== DATA LINES ==

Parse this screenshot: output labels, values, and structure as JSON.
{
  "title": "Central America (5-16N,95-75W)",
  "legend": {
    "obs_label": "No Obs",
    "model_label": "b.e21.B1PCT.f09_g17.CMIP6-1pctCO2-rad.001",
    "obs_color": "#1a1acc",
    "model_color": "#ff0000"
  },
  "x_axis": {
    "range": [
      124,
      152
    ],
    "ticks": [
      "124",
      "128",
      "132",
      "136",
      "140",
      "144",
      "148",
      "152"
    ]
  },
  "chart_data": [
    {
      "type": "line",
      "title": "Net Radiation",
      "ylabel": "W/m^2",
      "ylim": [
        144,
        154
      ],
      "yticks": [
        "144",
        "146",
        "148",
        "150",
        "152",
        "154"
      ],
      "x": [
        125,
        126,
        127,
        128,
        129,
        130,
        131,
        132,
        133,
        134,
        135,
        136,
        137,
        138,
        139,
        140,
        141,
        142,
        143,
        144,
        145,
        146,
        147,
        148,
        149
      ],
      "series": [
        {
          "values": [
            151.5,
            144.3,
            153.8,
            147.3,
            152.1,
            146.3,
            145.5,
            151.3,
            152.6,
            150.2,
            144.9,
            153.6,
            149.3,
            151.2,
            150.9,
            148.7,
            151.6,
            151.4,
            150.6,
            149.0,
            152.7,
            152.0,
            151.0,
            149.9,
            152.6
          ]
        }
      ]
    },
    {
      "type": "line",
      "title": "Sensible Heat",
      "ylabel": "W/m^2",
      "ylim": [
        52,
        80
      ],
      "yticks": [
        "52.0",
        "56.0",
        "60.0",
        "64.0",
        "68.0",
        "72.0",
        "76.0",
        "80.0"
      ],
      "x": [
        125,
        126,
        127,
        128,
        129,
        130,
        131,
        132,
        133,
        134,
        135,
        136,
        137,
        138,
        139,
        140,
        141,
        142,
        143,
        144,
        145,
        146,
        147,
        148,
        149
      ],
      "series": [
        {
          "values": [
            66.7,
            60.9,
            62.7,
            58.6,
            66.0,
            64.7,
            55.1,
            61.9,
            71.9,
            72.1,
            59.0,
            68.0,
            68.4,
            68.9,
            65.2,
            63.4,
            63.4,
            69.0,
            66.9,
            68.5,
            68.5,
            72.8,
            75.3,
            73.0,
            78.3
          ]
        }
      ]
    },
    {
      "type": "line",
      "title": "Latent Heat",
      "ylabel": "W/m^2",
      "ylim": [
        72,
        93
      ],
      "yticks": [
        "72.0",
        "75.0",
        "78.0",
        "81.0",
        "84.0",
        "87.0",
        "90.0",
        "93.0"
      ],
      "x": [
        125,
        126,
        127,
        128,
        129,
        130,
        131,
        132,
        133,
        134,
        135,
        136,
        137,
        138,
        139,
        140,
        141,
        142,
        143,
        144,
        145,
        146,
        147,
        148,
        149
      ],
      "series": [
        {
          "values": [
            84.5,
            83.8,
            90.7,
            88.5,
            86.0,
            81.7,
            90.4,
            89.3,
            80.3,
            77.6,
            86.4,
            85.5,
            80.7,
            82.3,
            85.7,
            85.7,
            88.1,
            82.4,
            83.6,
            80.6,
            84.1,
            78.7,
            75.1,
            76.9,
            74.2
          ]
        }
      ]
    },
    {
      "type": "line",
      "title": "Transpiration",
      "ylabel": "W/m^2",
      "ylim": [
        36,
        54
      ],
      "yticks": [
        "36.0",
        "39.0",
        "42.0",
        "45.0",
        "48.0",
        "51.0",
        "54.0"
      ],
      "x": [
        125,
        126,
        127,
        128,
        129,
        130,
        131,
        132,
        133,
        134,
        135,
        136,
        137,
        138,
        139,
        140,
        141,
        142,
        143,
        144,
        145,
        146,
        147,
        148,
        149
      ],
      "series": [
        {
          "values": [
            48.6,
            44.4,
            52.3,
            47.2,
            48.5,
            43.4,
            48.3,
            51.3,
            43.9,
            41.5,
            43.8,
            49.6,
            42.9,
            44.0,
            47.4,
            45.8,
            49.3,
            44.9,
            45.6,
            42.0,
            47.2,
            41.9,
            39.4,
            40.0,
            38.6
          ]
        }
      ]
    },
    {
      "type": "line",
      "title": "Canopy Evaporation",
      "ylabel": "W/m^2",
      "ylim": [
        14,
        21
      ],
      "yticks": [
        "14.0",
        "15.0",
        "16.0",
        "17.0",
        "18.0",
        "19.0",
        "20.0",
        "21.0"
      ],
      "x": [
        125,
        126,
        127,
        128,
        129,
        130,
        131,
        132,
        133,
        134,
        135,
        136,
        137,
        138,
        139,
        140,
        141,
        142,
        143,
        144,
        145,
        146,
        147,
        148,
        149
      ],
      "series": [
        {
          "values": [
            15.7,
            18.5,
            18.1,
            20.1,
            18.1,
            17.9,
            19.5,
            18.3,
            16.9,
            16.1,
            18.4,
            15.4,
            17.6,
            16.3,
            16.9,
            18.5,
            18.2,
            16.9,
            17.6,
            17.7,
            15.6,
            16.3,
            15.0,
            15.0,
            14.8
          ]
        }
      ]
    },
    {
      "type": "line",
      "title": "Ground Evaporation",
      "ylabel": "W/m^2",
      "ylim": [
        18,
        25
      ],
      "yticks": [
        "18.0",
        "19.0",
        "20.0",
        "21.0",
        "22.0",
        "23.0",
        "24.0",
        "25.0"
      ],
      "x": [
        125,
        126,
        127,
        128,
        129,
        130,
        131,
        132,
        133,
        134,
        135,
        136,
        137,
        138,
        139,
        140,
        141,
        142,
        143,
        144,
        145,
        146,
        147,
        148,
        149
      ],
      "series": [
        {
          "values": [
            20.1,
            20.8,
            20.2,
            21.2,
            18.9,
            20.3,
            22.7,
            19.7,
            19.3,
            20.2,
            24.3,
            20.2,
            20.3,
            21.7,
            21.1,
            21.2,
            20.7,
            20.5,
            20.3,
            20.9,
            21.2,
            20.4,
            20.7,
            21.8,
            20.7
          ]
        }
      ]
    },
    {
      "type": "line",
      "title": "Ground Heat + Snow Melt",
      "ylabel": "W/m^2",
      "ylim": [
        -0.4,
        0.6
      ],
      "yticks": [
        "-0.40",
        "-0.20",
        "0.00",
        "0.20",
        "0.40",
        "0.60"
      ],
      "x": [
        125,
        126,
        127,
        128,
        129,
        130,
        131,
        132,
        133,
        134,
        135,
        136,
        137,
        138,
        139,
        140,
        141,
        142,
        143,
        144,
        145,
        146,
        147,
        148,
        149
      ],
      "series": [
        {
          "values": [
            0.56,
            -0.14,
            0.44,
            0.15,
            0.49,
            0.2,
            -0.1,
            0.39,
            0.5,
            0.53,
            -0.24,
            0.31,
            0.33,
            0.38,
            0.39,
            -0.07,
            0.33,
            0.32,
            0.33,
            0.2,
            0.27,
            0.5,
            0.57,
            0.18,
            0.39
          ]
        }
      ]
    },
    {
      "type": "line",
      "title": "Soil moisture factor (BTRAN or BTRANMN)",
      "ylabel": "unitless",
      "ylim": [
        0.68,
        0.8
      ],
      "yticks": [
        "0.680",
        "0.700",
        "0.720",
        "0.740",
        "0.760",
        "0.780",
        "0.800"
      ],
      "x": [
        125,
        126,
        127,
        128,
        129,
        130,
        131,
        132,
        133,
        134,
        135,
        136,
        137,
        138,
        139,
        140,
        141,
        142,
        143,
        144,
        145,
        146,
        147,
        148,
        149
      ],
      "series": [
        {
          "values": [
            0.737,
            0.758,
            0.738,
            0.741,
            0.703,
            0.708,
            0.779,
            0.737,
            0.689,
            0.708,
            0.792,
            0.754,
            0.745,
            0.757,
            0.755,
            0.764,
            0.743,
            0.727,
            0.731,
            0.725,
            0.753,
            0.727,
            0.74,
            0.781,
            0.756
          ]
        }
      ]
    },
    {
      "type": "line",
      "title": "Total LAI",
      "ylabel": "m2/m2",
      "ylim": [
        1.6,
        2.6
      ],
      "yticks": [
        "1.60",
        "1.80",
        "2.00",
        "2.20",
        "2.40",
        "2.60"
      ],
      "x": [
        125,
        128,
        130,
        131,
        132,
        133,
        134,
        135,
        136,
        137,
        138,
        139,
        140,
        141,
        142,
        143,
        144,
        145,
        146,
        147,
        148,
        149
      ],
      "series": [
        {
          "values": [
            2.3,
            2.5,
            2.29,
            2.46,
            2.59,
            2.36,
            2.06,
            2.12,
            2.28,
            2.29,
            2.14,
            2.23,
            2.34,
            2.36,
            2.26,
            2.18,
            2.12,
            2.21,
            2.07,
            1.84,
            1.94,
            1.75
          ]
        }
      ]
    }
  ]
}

===

### DO THIS
Your task is to gather every line with the word "title" and copy it.

### REPLY
  "title": "Central America (5-16N,95-75W)",
      "title": "Net Radiation",
      "title": "Sensible Heat",
      "title": "Latent Heat",
      "title": "Transpiration",
      "title": "Canopy Evaporation",
      "title": "Ground Evaporation",
      "title": "Ground Heat + Snow Melt",
      "title": "Soil moisture factor (BTRAN or BTRANMN)",
      "title": "Total LAI",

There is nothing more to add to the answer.